- TASK DIRECTIONS: Print all records exactly, leaving nothing out.

- INFORMATION PROVIDED:
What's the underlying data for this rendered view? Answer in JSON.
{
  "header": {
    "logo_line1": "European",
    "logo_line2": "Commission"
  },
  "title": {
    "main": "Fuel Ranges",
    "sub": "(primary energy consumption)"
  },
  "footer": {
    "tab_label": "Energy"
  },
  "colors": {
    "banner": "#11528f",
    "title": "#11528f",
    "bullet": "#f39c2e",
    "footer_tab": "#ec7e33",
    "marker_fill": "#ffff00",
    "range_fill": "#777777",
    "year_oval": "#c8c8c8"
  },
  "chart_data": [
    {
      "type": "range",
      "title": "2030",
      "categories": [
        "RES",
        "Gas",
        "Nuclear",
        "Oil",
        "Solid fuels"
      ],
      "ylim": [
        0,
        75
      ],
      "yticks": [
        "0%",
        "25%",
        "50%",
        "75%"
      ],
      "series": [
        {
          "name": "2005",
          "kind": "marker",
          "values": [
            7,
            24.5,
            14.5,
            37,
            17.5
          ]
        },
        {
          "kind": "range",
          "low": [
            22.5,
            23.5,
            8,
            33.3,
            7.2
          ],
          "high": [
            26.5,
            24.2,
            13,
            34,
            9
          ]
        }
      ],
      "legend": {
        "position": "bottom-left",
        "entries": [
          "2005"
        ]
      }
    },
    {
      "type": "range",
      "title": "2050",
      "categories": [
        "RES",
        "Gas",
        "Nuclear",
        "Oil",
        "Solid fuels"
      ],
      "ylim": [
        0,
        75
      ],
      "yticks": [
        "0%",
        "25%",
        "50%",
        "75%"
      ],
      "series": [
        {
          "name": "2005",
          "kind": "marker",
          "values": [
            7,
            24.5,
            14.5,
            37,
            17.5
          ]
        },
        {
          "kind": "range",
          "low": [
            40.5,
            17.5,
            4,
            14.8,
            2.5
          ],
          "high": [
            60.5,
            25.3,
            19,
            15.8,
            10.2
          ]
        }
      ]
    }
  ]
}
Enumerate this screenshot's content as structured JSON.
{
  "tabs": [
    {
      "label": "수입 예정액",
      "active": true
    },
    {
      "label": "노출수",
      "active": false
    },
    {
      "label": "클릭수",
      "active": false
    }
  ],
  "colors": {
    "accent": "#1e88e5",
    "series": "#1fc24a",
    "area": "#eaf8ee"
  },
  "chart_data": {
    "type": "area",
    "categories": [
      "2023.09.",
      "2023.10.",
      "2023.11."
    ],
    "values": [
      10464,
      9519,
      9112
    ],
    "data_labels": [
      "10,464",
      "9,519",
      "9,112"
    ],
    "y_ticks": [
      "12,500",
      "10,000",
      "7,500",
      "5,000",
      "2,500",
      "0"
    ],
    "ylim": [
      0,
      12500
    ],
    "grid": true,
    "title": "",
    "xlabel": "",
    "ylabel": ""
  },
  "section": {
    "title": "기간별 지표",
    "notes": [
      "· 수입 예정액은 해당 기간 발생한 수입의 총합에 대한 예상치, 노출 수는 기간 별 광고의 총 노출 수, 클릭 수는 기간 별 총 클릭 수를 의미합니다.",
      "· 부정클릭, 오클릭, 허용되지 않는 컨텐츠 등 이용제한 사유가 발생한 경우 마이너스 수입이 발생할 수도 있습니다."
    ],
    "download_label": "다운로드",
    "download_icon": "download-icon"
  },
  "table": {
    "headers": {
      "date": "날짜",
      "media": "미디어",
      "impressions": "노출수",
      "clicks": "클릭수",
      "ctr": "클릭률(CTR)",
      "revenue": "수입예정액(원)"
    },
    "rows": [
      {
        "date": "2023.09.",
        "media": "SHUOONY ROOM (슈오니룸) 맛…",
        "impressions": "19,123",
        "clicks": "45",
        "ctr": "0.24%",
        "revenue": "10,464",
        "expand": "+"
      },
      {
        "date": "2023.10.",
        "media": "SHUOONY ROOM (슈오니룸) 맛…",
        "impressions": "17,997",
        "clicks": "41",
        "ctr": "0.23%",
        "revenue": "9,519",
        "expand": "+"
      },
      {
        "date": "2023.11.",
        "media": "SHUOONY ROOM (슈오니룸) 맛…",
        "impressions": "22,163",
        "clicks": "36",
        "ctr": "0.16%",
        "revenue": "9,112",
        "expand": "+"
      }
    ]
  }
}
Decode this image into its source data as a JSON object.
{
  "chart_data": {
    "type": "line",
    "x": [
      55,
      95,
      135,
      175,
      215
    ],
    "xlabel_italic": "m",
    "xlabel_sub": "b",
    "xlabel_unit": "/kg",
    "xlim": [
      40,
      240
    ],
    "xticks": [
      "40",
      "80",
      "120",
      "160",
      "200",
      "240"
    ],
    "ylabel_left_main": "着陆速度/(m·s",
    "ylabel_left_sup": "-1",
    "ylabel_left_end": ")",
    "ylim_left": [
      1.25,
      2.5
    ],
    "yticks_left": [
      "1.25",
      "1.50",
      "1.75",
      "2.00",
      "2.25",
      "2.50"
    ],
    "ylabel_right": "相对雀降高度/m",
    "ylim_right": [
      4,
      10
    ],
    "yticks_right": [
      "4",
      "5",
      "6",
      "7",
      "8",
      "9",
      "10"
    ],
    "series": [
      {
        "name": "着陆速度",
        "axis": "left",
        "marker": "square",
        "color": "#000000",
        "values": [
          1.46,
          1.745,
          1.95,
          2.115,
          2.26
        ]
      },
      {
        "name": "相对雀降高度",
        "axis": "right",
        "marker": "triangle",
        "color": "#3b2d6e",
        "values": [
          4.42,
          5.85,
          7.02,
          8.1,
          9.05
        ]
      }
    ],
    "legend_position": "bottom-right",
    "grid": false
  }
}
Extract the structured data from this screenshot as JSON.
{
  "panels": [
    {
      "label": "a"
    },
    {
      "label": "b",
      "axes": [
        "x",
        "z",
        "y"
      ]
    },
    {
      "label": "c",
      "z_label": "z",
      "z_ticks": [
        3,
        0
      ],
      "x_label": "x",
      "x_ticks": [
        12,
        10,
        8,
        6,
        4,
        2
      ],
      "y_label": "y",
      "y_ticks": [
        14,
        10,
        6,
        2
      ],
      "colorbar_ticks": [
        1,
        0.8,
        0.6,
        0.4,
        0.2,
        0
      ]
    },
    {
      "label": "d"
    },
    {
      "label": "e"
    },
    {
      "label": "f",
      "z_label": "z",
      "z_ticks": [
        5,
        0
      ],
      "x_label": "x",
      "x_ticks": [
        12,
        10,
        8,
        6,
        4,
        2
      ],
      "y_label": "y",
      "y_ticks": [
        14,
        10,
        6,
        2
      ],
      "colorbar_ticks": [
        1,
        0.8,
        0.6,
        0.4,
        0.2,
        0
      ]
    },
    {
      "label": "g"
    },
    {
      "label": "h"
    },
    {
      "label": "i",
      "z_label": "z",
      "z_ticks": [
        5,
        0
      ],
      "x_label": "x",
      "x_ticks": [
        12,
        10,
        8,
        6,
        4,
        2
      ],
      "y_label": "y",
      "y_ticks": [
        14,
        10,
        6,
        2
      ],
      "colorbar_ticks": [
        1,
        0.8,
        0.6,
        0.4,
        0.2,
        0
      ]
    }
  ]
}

- ANSWER FOR THE TASK:
What's the underlying data for this rendered view? Answer in JSON.
{
  "header": {
    "logo_line1": "European",
    "logo_line2": "Commission"
  },
  "title": {
    "main": "Fuel Ranges",
    "sub": "(primary energy consumption)"
  },
  "footer": {
    "tab_label": "Energy"
  },
  "colors": {
    "banner": "#11528f",
    "title": "#11528f",
    "bullet": "#f39c2e",
    "footer_tab": "#ec7e33",
    "marker_fill": "#ffff00",
    "range_fill": "#777777",
    "year_oval": "#c8c8c8"
  },
  "chart_data": [
    {
      "type": "range",
      "title": "2030",
      "categories": [
        "RES",
        "Gas",
        "Nuclear",
        "Oil",
        "Solid fuels"
      ],
      "ylim": [
        0,
        75
      ],
      "yticks": [
        "0%",
        "25%",
        "50%",
        "75%"
      ],
      "series": [
        {
          "name": "2005",
          "kind": "marker",
          "values": [
            7,
            24.5,
            14.5,
            37,
            17.5
          ]
        },
        {
          "kind": "range",
          "low": [
            22.5,
            23.5,
            8,
            33.3,
            7.2
          ],
          "high": [
            26.5,
            24.2,
            13,
            34,
            9
          ]
        }
      ],
      "legend": {
        "position": "bottom-left",
        "entries": [
          "2005"
        ]
      }
    },
    {
      "type": "range",
      "title": "2050",
      "categories": [
        "RES",
        "Gas",
        "Nuclear",
        "Oil",
        "Solid fuels"
      ],
      "ylim": [
        0,
        75
      ],
      "yticks": [
        "0%",
        "25%",
        "50%",
        "75%"
      ],
      "series": [
        {
          "name": "2005",
          "kind": "marker",
          "values": [
            7,
            24.5,
            14.5,
            37,
            17.5
          ]
        },
        {
          "kind": "range",
          "low": [
            40.5,
            17.5,
            4,
            14.8,
            2.5
          ],
          "high": [
            60.5,
            25.3,
            19,
            15.8,
            10.2
          ]
        }
      ]
    }
  ]
}
Enumerate this screenshot's content as structured JSON.
{
  "tabs": [
    {
      "label": "수입 예정액",
      "active": true
    },
    {
      "label": "노출수",
      "active": false
    },
    {
      "label": "클릭수",
      "active": false
    }
  ],
  "colors": {
    "accent": "#1e88e5",
    "series": "#1fc24a",
    "area": "#eaf8ee"
  },
  "chart_data": {
    "type": "area",
    "categories": [
      "2023.09.",
      "2023.10.",
      "2023.11."
    ],
    "values": [
      10464,
      9519,
      9112
    ],
    "data_labels": [
      "10,464",
      "9,519",
      "9,112"
    ],
    "y_ticks": [
      "12,500",
      "10,000",
      "7,500",
      "5,000",
      "2,500",
      "0"
    ],
    "ylim": [
      0,
      12500
    ],
    "grid": true,
    "title": "",
    "xlabel": "",
    "ylabel": ""
  },
  "section": {
    "title": "기간별 지표",
    "notes": [
      "· 수입 예정액은 해당 기간 발생한 수입의 총합에 대한 예상치, 노출 수는 기간 별 광고의 총 노출 수, 클릭 수는 기간 별 총 클릭 수를 의미합니다.",
      "· 부정클릭, 오클릭, 허용되지 않는 컨텐츠 등 이용제한 사유가 발생한 경우 마이너스 수입이 발생할 수도 있습니다."
    ],
    "download_label": "다운로드",
    "download_icon": "download-icon"
  },
  "table": {
    "headers": {
      "date": "날짜",
      "media": "미디어",
      "impressions": "노출수",
      "clicks": "클릭수",
      "ctr": "클릭률(CTR)",
      "revenue": "수입예정액(원)"
    },
    "rows": [
      {
        "date": "2023.09.",
        "media": "SHUOONY ROOM (슈오니룸) 맛…",
        "impressions": "19,123",
        "clicks": "45",
        "ctr": "0.24%",
        "revenue": "10,464",
        "expand": "+"
      },
      {
        "date": "2023.10.",
        "media": "SHUOONY ROOM (슈오니룸) 맛…",
        "impressions": "17,997",
        "clicks": "41",
        "ctr": "0.23%",
        "revenue": "9,519",
        "expand": "+"
      },
      {
        "date": "2023.11.",
        "media": "SHUOONY ROOM (슈오니룸) 맛…",
        "impressions": "22,163",
        "clicks": "36",
        "ctr": "0.16%",
        "revenue": "9,112",
        "expand": "+"
      }
    ]
  }
}
Decode this image into its source data as a JSON object.
{
  "chart_data": {
    "type": "line",
    "x": [
      55,
      95,
      135,
      175,
      215
    ],
    "xlabel_italic": "m",
    "xlabel_sub": "b",
    "xlabel_unit": "/kg",
    "xlim": [
      40,
      240
    ],
    "xticks": [
      "40",
      "80",
      "120",
      "160",
      "200",
      "240"
    ],
    "ylabel_left_main": "着陆速度/(m·s",
    "ylabel_left_sup": "-1",
    "ylabel_left_end": ")",
    "ylim_left": [
      1.25,
      2.5
    ],
    "yticks_left": [
      "1.25",
      "1.50",
      "1.75",
      "2.00",
      "2.25",
      "2.50"
    ],
    "ylabel_right": "相对雀降高度/m",
    "ylim_right": [
      4,
      10
    ],
    "yticks_right": [
      "4",
      "5",
      "6",
      "7",
      "8",
      "9",
      "10"
    ],
    "series": [
      {
        "name": "着陆速度",
        "axis": "left",
        "marker": "square",
        "color": "#000000",
        "values": [
          1.46,
          1.745,
          1.95,
          2.115,
          2.26
        ]
      },
      {
        "name": "相对雀降高度",
        "axis": "right",
        "marker": "triangle",
        "color": "#3b2d6e",
        "values": [
          4.42,
          5.85,
          7.02,
          8.1,
          9.05
        ]
      }
    ],
    "legend_position": "bottom-right",
    "grid": false
  }
}
Extract the structured data from this screenshot as JSON.
{
  "panels": [
    {
      "label": "a"
    },
    {
      "label": "b",
      "axes": [
        "x",
        "z",
        "y"
      ]
    },
    {
      "label": "c",
      "z_label": "z",
      "z_ticks": [
        3,
        0
      ],
      "x_label": "x",
      "x_ticks": [
        12,
        10,
        8,
        6,
        4,
        2
      ],
      "y_label": "y",
      "y_ticks": [
        14,
        10,
        6,
        2
      ],
      "colorbar_ticks": [
        1,
        0.8,
        0.6,
        0.4,
        0.2,
        0
      ]
    },
    {
      "label": "d"
    },
    {
      "label": "e"
    },
    {
      "label": "f",
      "z_label": "z",
      "z_ticks": [
        5,
        0
      ],
      "x_label": "x",
      "x_ticks": [
        12,
        10,
        8,
        6,
        4,
        2
      ],
      "y_label": "y",
      "y_ticks": [
        14,
        10,
        6,
        2
      ],
      "colorbar_ticks": [
        1,
        0.8,
        0.6,
        0.4,
        0.2,
        0
      ]
    },
    {
      "label": "g"
    },
    {
      "label": "h"
    },
    {
      "label": "i",
      "z_label": "z",
      "z_ticks": [
        5,
        0
      ],
      "x_label": "x",
      "x_ticks": [
        12,
        10,
        8,
        6,
        4,
        2
      ],
      "y_label": "y",
      "y_ticks": [
        14,
        10,
        6,
        2
      ],
      "colorbar_ticks": [
        1,
        0.8,
        0.6,
        0.4,
        0.2,
        0
      ]
    }
  ]
}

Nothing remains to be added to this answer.